### [Task]
Search the data below for the word "temp" and copy each line that holds it.

### [Stored data]
-- BEGIN --

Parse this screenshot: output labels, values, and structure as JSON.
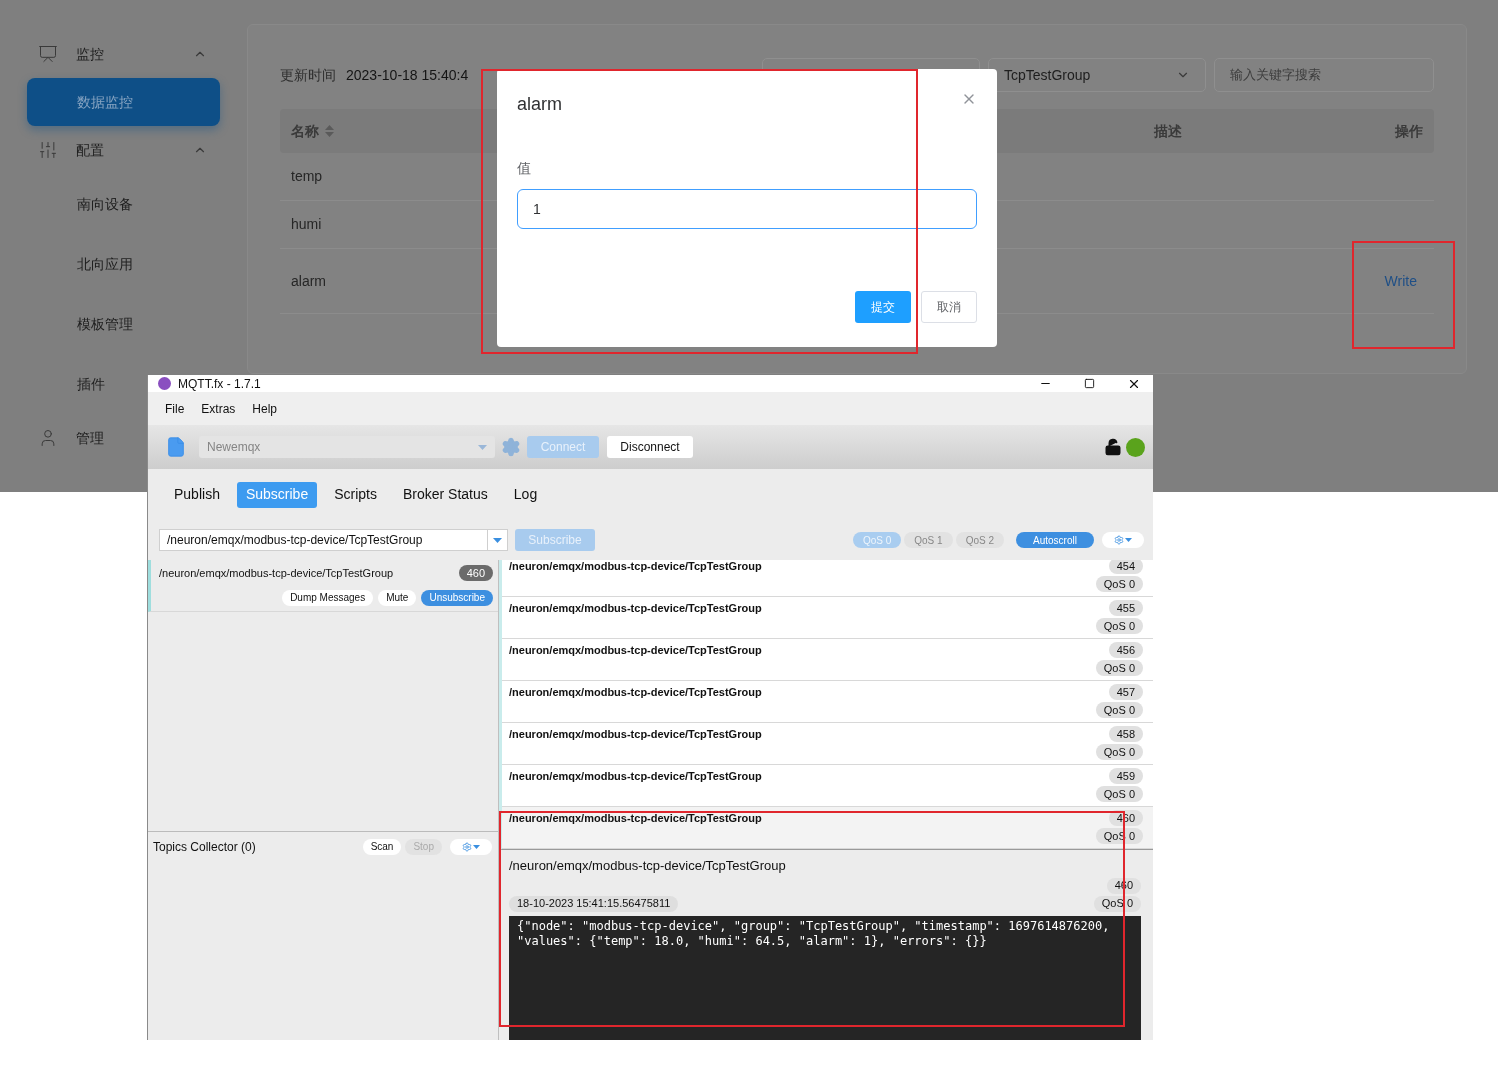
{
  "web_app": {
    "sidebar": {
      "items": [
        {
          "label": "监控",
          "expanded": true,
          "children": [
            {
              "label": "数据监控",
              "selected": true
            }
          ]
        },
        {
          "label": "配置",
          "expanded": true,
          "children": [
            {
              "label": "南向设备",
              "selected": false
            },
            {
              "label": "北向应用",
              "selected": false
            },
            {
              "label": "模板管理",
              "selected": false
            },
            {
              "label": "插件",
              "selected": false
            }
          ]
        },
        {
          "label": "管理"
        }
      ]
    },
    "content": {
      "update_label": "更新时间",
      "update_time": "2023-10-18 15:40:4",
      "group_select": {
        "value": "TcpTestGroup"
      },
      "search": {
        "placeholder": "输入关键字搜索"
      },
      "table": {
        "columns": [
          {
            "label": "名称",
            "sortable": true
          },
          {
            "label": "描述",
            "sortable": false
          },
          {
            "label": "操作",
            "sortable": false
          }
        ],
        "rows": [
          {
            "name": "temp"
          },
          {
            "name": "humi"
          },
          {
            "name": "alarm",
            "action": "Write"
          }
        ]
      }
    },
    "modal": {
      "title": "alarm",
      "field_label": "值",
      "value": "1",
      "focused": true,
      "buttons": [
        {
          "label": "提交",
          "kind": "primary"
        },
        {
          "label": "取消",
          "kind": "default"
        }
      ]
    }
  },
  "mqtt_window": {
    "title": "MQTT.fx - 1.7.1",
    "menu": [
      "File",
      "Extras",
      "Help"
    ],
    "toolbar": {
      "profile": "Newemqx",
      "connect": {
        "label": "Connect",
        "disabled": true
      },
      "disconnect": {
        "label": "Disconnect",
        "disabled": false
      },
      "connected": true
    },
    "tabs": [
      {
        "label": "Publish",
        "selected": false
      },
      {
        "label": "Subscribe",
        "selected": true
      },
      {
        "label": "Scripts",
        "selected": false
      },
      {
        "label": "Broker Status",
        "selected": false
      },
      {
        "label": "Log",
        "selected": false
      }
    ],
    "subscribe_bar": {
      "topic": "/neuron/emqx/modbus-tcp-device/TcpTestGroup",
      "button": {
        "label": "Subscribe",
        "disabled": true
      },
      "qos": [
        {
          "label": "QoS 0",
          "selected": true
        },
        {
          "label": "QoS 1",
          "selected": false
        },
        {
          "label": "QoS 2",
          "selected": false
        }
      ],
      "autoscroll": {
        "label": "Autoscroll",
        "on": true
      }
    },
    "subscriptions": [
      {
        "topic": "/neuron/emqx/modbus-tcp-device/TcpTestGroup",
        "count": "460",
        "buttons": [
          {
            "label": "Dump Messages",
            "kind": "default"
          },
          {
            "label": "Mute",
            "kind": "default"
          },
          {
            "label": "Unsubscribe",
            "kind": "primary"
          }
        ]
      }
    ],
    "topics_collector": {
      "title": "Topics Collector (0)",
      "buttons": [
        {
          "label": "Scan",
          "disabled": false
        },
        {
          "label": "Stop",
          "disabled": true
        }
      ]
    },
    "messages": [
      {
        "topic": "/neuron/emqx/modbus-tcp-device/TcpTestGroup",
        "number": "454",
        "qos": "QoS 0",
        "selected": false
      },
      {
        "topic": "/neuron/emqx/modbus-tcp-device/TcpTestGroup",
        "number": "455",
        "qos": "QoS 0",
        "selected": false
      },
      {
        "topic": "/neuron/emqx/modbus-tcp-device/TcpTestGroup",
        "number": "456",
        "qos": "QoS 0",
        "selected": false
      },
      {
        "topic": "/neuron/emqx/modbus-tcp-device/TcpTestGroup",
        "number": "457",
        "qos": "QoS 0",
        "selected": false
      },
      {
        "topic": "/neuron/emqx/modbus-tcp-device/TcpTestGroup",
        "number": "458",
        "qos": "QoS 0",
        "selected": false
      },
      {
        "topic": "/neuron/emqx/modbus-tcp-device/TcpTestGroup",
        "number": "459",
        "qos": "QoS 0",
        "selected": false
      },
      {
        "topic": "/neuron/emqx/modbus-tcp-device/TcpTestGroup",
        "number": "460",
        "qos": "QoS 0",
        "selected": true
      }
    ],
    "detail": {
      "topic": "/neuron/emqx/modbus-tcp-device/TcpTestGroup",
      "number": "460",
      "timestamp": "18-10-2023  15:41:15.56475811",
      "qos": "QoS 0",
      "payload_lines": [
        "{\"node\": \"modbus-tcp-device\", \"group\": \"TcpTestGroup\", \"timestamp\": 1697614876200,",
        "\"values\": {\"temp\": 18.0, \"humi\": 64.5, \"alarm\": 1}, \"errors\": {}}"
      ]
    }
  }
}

-- END --

### [Task output]
            "name": "temp"
        "\"values\": {\"temp\": 18.0, \"humi\": 64.5, \"alarm\": 1}, \"errors\": {}}"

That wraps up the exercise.